begin Extracted data

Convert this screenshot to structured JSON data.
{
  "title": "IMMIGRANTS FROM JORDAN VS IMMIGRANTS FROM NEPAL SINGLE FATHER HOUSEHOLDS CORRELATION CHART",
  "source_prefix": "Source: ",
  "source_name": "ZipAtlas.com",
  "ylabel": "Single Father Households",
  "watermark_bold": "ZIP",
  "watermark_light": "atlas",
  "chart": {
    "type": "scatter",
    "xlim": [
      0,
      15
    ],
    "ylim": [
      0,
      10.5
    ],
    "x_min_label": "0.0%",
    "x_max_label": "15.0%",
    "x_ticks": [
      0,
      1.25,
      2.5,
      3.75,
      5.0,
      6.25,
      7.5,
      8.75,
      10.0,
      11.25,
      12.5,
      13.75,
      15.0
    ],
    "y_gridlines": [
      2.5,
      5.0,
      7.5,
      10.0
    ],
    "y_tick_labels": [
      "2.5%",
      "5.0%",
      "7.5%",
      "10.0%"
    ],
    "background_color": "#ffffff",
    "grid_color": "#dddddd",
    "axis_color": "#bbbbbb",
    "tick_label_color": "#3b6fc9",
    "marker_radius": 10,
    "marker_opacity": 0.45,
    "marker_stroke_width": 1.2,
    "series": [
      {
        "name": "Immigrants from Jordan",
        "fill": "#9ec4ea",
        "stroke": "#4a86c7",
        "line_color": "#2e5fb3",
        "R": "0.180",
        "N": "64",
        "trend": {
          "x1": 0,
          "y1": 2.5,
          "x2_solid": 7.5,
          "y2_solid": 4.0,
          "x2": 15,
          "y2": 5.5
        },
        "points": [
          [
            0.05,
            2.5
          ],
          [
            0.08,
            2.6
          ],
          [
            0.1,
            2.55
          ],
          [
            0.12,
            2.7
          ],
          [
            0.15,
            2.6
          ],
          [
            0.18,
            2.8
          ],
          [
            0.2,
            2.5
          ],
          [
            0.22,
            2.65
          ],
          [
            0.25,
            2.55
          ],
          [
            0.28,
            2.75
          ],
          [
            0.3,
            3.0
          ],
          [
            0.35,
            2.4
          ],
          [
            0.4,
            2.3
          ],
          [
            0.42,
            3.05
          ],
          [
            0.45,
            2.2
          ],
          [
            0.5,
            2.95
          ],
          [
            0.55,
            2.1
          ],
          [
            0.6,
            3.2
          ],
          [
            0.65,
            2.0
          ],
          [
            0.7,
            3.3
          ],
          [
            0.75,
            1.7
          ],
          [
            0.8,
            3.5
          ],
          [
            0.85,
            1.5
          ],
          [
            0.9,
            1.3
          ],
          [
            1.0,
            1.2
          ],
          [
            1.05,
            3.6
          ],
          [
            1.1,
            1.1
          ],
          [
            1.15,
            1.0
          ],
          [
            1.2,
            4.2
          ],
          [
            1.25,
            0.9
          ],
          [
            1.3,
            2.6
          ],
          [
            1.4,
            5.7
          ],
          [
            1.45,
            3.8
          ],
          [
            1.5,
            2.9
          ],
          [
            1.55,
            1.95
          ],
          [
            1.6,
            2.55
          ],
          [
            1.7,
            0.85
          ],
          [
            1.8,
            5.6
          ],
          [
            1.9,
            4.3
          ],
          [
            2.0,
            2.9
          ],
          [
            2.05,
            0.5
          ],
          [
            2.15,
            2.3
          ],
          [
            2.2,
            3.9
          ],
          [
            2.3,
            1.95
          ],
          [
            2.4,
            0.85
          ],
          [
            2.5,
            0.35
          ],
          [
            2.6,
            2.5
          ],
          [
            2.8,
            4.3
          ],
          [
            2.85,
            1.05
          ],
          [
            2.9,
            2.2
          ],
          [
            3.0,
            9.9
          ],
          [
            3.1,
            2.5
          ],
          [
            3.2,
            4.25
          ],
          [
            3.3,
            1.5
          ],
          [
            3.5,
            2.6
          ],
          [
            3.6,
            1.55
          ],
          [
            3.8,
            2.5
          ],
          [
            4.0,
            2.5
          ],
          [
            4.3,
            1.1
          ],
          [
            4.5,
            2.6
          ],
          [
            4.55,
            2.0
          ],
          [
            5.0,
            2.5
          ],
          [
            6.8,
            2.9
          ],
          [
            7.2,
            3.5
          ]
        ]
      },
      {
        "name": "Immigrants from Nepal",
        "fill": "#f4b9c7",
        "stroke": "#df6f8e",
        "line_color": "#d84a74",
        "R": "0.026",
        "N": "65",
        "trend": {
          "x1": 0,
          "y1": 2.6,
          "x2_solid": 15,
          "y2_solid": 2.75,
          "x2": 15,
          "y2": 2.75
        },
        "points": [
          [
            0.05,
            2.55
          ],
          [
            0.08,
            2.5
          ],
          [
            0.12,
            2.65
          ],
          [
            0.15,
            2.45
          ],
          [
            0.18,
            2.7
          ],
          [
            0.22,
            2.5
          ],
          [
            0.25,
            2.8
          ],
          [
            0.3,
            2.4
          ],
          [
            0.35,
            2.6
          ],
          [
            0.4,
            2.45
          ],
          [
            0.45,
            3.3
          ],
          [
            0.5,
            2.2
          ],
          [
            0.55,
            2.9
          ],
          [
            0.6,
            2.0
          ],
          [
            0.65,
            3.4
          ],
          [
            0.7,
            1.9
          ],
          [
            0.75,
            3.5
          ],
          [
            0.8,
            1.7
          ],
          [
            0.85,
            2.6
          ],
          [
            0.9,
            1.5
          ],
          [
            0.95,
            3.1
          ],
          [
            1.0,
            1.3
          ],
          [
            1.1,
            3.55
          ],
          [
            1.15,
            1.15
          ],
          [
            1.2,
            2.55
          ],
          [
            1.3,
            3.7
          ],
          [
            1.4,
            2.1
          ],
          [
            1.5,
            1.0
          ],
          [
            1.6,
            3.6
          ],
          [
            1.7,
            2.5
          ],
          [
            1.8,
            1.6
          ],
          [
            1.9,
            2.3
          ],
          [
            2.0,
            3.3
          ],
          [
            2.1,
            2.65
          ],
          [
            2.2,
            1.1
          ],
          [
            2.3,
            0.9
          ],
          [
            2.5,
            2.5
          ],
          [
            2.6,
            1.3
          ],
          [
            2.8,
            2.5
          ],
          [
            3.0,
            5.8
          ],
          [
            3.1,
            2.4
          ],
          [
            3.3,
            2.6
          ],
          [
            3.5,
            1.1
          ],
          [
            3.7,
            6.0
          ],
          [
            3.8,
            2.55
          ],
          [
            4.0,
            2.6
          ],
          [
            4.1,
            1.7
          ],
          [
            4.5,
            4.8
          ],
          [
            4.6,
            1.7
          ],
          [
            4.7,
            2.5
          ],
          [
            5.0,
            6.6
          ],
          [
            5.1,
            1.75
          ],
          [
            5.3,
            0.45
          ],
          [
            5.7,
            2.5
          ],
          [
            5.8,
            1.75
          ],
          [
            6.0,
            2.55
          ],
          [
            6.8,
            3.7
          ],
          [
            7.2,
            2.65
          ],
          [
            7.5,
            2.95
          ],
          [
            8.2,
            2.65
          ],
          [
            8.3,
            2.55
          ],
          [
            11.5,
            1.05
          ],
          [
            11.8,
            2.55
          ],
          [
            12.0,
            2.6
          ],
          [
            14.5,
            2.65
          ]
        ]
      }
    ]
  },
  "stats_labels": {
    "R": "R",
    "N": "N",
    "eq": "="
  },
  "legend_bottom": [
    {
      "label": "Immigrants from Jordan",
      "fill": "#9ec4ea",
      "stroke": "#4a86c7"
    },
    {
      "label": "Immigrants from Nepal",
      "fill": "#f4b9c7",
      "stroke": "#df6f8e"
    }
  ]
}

end Extracted data

Keep only those lines of the records that hold "fill", and return them.

        "fill": "#9ec4ea",
        "fill": "#f4b9c7",
      "fill": "#9ec4ea",
      "fill": "#f4b9c7",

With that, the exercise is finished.